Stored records

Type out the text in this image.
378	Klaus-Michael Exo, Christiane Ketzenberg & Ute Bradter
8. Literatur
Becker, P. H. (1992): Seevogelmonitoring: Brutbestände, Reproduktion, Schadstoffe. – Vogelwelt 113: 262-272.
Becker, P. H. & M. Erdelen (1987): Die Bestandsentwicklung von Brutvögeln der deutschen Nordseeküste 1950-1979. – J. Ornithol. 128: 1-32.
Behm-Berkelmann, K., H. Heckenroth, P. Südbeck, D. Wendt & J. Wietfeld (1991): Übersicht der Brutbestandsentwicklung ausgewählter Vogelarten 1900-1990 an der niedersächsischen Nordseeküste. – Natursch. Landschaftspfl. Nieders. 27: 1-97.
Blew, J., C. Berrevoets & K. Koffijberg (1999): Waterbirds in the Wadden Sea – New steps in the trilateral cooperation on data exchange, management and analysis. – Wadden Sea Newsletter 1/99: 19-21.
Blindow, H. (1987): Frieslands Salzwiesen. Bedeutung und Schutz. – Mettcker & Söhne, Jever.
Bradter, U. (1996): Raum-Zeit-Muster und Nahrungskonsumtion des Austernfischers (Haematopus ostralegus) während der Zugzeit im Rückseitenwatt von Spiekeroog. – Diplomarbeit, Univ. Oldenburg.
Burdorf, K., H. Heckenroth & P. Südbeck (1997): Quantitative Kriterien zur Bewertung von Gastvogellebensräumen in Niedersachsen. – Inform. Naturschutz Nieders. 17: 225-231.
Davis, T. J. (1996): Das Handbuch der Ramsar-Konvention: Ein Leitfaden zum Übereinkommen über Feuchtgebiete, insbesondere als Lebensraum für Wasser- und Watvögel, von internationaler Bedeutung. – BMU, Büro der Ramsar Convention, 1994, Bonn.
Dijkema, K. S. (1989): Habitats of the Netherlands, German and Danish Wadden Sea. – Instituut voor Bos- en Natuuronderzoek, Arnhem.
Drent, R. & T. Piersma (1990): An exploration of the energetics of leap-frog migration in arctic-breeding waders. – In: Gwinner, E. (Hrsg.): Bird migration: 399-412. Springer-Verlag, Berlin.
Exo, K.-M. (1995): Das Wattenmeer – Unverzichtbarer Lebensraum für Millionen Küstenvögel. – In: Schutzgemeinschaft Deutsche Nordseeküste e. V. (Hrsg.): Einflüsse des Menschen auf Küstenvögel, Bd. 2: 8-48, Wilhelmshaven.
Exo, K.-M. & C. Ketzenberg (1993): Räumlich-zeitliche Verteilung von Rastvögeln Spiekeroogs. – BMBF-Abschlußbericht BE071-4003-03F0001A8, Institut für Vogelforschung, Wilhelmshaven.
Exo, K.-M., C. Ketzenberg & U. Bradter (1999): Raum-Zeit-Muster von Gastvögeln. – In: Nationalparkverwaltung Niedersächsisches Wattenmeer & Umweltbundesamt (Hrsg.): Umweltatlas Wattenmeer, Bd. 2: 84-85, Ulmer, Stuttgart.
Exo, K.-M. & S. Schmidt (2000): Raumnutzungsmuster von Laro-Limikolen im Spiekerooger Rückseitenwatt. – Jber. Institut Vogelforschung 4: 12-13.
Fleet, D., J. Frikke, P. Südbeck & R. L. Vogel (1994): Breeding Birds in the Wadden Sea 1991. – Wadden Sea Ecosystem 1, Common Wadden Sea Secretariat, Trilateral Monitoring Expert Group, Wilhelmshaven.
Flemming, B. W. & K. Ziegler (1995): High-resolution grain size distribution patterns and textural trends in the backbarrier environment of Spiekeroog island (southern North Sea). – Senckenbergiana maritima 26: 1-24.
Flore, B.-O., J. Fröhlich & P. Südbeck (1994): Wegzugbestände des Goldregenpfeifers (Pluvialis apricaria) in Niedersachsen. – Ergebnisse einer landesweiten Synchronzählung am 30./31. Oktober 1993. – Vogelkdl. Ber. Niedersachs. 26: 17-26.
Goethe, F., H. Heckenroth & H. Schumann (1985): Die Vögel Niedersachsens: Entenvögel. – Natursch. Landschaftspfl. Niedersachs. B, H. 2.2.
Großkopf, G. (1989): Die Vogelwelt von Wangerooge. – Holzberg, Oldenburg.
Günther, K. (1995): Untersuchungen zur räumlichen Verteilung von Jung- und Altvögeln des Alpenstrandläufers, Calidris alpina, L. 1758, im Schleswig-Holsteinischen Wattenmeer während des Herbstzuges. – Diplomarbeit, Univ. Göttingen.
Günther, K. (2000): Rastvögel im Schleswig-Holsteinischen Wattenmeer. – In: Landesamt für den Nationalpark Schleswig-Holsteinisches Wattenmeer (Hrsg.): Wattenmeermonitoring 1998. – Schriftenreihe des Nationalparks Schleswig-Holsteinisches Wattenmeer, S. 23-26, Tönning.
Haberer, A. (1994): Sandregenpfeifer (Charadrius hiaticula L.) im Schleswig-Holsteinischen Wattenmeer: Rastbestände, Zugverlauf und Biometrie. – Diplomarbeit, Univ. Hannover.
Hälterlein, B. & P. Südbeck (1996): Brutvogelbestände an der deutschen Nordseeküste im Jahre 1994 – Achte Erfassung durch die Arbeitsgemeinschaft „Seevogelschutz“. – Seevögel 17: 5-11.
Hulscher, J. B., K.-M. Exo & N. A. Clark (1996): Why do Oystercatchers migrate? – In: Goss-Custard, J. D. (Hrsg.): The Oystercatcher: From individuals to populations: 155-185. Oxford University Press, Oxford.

# Your objective:
Using the data above, reproduce every line exactly.

# Reply to the task:
Type out the text in this image.
378	Klaus-Michael Exo, Christiane Ketzenberg & Ute Bradter
8. Literatur
Becker, P. H. (1992): Seevogelmonitoring: Brutbestände, Reproduktion, Schadstoffe. – Vogelwelt 113: 262-272.
Becker, P. H. & M. Erdelen (1987): Die Bestandsentwicklung von Brutvögeln der deutschen Nordseeküste 1950-1979. – J. Ornithol. 128: 1-32.
Behm-Berkelmann, K., H. Heckenroth, P. Südbeck, D. Wendt & J. Wietfeld (1991): Übersicht der Brutbestandsentwicklung ausgewählter Vogelarten 1900-1990 an der niedersächsischen Nordseeküste. – Natursch. Landschaftspfl. Nieders. 27: 1-97.
Blew, J., C. Berrevoets & K. Koffijberg (1999): Waterbirds in the Wadden Sea – New steps in the trilateral cooperation on data exchange, management and analysis. – Wadden Sea Newsletter 1/99: 19-21.
Blindow, H. (1987): Frieslands Salzwiesen. Bedeutung und Schutz. – Mettcker & Söhne, Jever.
Bradter, U. (1996): Raum-Zeit-Muster und Nahrungskonsumtion des Austernfischers (Haematopus ostralegus) während der Zugzeit im Rückseitenwatt von Spiekeroog. – Diplomarbeit, Univ. Oldenburg.
Burdorf, K., H. Heckenroth & P. Südbeck (1997): Quantitative Kriterien zur Bewertung von Gastvogellebensräumen in Niedersachsen. – Inform. Naturschutz Nieders. 17: 225-231.
Davis, T. J. (1996): Das Handbuch der Ramsar-Konvention: Ein Leitfaden zum Übereinkommen über Feuchtgebiete, insbesondere als Lebensraum für Wasser- und Watvögel, von internationaler Bedeutung. – BMU, Büro der Ramsar Convention, 1994, Bonn.
Dijkema, K. S. (1989): Habitats of the Netherlands, German and Danish Wadden Sea. – Instituut voor Bos- en Natuuronderzoek, Arnhem.
Drent, R. & T. Piersma (1990): An exploration of the energetics of leap-frog migration in arctic-breeding waders. – In: Gwinner, E. (Hrsg.): Bird migration: 399-412. Springer-Verlag, Berlin.
Exo, K.-M. (1995): Das Wattenmeer – Unverzichtbarer Lebensraum für Millionen Küstenvögel. – In: Schutzgemeinschaft Deutsche Nordseeküste e. V. (Hrsg.): Einflüsse des Menschen auf Küstenvögel, Bd. 2: 8-48, Wilhelmshaven.
Exo, K.-M. & C. Ketzenberg (1993): Räumlich-zeitliche Verteilung von Rastvögeln Spiekeroogs. – BMBF-Abschlußbericht BE071-4003-03F0001A8, Institut für Vogelforschung, Wilhelmshaven.
Exo, K.-M., C. Ketzenberg & U. Bradter (1999): Raum-Zeit-Muster von Gastvögeln. – In: Nationalparkverwaltung Niedersächsisches Wattenmeer & Umweltbundesamt (Hrsg.): Umweltatlas Wattenmeer, Bd. 2: 84-85, Ulmer, Stuttgart.
Exo, K.-M. & S. Schmidt (2000): Raumnutzungsmuster von Laro-Limikolen im Spiekerooger Rückseitenwatt. – Jber. Institut Vogelforschung 4: 12-13.
Fleet, D., J. Frikke, P. Südbeck & R. L. Vogel (1994): Breeding Birds in the Wadden Sea 1991. – Wadden Sea Ecosystem 1, Common Wadden Sea Secretariat, Trilateral Monitoring Expert Group, Wilhelmshaven.
Flemming, B. W. & K. Ziegler (1995): High-resolution grain size distribution patterns and textural trends in the backbarrier environment of Spiekeroog island (southern North Sea). – Senckenbergiana maritima 26: 1-24.
Flore, B.-O., J. Fröhlich & P. Südbeck (1994): Wegzugbestände des Goldregenpfeifers (Pluvialis apricaria) in Niedersachsen. – Ergebnisse einer landesweiten Synchronzählung am 30./31. Oktober 1993. – Vogelkdl. Ber. Niedersachs. 26: 17-26.
Goethe, F., H. Heckenroth & H. Schumann (1985): Die Vögel Niedersachsens: Entenvögel. – Natursch. Landschaftspfl. Niedersachs. B, H. 2.2.
Großkopf, G. (1989): Die Vogelwelt von Wangerooge. – Holzberg, Oldenburg.
Günther, K. (1995): Untersuchungen zur räumlichen Verteilung von Jung- und Altvögeln des Alpenstrandläufers, Calidris alpina, L. 1758, im Schleswig-Holsteinischen Wattenmeer während des Herbstzuges. – Diplomarbeit, Univ. Göttingen.
Günther, K. (2000): Rastvögel im Schleswig-Holsteinischen Wattenmeer. – In: Landesamt für den Nationalpark Schleswig-Holsteinisches Wattenmeer (Hrsg.): Wattenmeermonitoring 1998. – Schriftenreihe des Nationalparks Schleswig-Holsteinisches Wattenmeer, S. 23-26, Tönning.
Haberer, A. (1994): Sandregenpfeifer (Charadrius hiaticula L.) im Schleswig-Holsteinischen Wattenmeer: Rastbestände, Zugverlauf und Biometrie. – Diplomarbeit, Univ. Hannover.
Hälterlein, B. & P. Südbeck (1996): Brutvogelbestände an der deutschen Nordseeküste im Jahre 1994 – Achte Erfassung durch die Arbeitsgemeinschaft „Seevogelschutz“. – Seevögel 17: 5-11.
Hulscher, J. B., K.-M. Exo & N. A. Clark (1996): Why do Oystercatchers migrate? – In: Goss-Custard, J. D. (Hrsg.): The Oystercatcher: From individuals to populations: 155-185. Oxford University Press, Oxford.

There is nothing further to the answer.